▶ DATASET EXCERPTS:
┄┄┄┄┄┄┄┄┄┄┄┄┄┄┄┄┄┄┄┄
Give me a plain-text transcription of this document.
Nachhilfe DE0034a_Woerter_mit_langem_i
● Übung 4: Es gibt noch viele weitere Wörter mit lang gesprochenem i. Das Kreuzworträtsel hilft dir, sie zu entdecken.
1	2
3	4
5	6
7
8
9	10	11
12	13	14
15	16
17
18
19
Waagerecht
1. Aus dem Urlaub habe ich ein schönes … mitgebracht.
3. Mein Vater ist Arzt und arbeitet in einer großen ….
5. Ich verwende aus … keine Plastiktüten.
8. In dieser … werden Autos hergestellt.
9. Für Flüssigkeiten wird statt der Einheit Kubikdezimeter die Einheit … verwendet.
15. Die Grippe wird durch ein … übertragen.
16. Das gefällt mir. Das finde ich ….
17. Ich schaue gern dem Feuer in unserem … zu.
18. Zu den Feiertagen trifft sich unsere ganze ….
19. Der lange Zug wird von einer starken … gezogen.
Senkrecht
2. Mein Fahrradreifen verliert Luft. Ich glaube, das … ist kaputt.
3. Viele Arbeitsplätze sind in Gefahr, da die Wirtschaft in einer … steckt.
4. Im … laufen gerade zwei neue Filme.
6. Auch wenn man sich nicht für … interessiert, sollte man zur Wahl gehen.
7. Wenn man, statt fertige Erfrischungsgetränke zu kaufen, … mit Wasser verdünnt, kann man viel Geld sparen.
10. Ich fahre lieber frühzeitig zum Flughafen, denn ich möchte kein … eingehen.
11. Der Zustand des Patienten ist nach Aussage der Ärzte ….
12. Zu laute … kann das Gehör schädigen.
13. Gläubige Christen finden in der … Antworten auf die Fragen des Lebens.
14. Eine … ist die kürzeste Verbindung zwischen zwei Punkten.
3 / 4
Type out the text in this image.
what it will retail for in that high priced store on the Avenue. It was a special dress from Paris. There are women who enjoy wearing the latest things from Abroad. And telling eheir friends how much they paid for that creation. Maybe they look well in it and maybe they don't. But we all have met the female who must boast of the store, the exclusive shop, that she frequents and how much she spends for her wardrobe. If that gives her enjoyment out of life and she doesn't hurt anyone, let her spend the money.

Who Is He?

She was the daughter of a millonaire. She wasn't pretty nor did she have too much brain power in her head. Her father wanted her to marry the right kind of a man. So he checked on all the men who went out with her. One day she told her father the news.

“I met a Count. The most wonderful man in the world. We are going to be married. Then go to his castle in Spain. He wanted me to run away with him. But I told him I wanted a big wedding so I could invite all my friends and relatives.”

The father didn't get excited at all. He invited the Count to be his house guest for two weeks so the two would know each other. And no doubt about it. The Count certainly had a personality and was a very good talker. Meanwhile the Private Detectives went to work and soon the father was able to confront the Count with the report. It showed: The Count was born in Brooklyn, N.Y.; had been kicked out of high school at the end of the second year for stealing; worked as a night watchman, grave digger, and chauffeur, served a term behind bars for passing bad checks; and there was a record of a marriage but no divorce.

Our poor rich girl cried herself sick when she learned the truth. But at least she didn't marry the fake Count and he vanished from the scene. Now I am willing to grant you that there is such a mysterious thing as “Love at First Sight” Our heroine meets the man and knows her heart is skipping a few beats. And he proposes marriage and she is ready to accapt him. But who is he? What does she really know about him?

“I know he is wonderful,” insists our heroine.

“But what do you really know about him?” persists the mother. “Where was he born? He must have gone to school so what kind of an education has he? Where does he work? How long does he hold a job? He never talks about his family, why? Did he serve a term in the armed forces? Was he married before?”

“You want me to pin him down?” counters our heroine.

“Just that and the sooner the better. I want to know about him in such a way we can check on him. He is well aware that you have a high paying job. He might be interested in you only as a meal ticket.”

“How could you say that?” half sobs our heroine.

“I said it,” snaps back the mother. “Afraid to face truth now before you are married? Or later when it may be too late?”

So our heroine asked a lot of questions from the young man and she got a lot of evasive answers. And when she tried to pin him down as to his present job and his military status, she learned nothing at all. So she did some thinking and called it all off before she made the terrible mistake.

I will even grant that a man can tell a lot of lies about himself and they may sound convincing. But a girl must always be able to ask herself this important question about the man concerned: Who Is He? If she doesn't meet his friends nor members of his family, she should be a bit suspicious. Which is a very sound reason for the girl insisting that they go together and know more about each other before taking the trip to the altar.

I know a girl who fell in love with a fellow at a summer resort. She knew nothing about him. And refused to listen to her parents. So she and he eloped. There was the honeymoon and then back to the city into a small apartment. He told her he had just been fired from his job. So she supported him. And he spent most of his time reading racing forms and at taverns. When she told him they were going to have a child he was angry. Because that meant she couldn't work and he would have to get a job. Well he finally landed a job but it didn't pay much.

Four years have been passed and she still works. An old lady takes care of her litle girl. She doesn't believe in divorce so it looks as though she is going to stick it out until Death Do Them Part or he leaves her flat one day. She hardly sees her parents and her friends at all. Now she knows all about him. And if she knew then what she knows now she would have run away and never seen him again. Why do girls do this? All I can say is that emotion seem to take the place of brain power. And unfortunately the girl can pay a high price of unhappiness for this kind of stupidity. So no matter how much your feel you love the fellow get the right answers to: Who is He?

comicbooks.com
┄┄┄┄┄┄┄┄┄┄┄┄┄┄┄┄┄┄┄┄
▶ WORK TO COMPLETE: Extract all lines of the records above that include "text".

▶ SOLVED EXERCISE:
Give me a plain-text transcription of this document.
Type out the text in this image.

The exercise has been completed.